··· Data to use ···

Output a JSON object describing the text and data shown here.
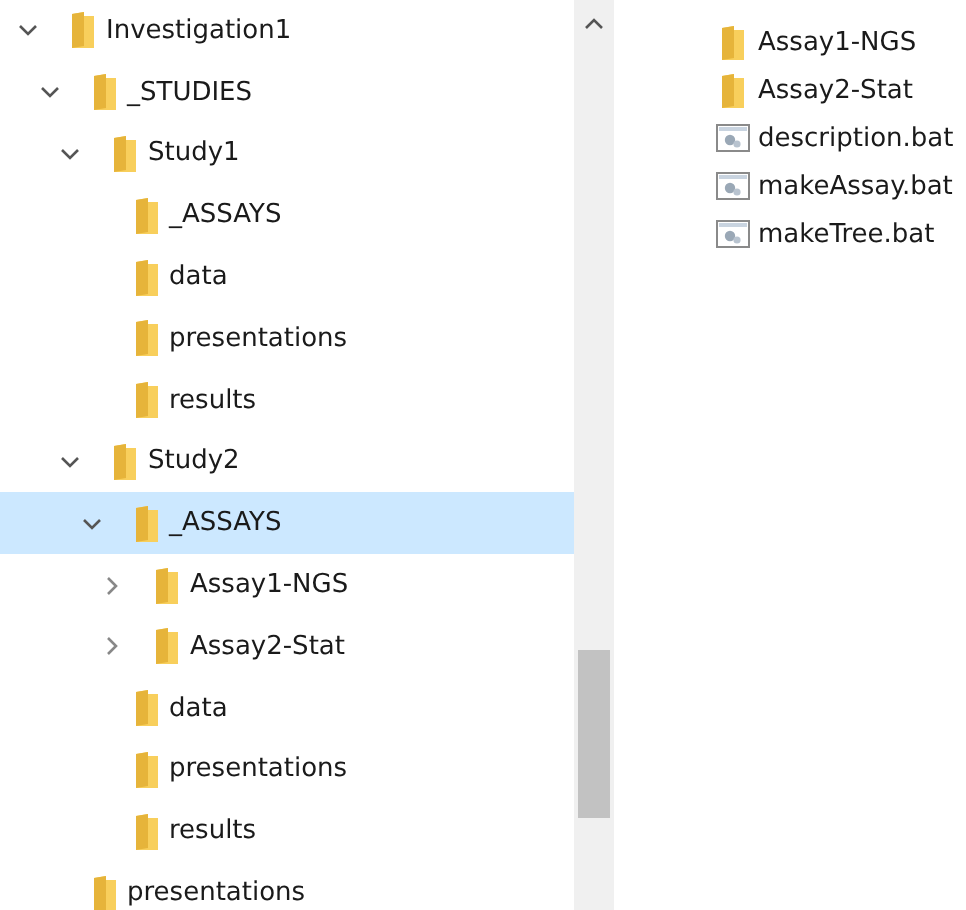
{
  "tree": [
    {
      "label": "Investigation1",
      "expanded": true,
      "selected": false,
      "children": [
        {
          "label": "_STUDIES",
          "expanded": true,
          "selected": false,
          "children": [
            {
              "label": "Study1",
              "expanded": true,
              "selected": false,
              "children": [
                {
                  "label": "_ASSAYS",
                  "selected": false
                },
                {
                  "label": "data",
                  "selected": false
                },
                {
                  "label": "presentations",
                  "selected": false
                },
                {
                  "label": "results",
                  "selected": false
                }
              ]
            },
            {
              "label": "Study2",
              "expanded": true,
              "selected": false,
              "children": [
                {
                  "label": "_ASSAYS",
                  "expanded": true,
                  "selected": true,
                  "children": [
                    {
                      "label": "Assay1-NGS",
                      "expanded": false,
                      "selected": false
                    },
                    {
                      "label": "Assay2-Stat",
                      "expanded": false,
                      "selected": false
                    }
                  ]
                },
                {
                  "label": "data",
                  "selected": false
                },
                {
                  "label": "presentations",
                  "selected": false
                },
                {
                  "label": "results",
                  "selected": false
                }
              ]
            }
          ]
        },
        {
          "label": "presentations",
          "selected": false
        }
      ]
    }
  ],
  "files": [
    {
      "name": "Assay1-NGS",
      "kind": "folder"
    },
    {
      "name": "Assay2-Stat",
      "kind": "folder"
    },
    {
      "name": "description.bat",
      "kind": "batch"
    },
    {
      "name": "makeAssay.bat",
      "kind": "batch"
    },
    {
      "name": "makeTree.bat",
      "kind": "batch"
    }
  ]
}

···

## What to produce
Pictures stay out, but every record above is to be returned exactly.

## The answer
Output a JSON object describing the text and data shown here.
{
  "tree": [
    {
      "label": "Investigation1",
      "expanded": true,
      "selected": false,
      "children": [
        {
          "label": "_STUDIES",
          "expanded": true,
          "selected": false,
          "children": [
            {
              "label": "Study1",
              "expanded": true,
              "selected": false,
              "children": [
                {
                  "label": "_ASSAYS",
                  "selected": false
                },
                {
                  "label": "data",
                  "selected": false
                },
                {
                  "label": "presentations",
                  "selected": false
                },
                {
                  "label": "results",
                  "selected": false
                }
              ]
            },
            {
              "label": "Study2",
              "expanded": true,
              "selected": false,
              "children": [
                {
                  "label": "_ASSAYS",
                  "expanded": true,
                  "selected": true,
                  "children": [
                    {
                      "label": "Assay1-NGS",
                      "expanded": false,
                      "selected": false
                    },
                    {
                      "label": "Assay2-Stat",
                      "expanded": false,
                      "selected": false
                    }
                  ]
                },
                {
                  "label": "data",
                  "selected": false
                },
                {
                  "label": "presentations",
                  "selected": false
                },
                {
                  "label": "results",
                  "selected": false
                }
              ]
            }
          ]
        },
        {
          "label": "presentations",
          "selected": false
        }
      ]
    }
  ],
  "files": [
    {
      "name": "Assay1-NGS",
      "kind": "folder"
    },
    {
      "name": "Assay2-Stat",
      "kind": "folder"
    },
    {
      "name": "description.bat",
      "kind": "batch"
    },
    {
      "name": "makeAssay.bat",
      "kind": "batch"
    },
    {
      "name": "makeTree.bat",
      "kind": "batch"
    }
  ]
}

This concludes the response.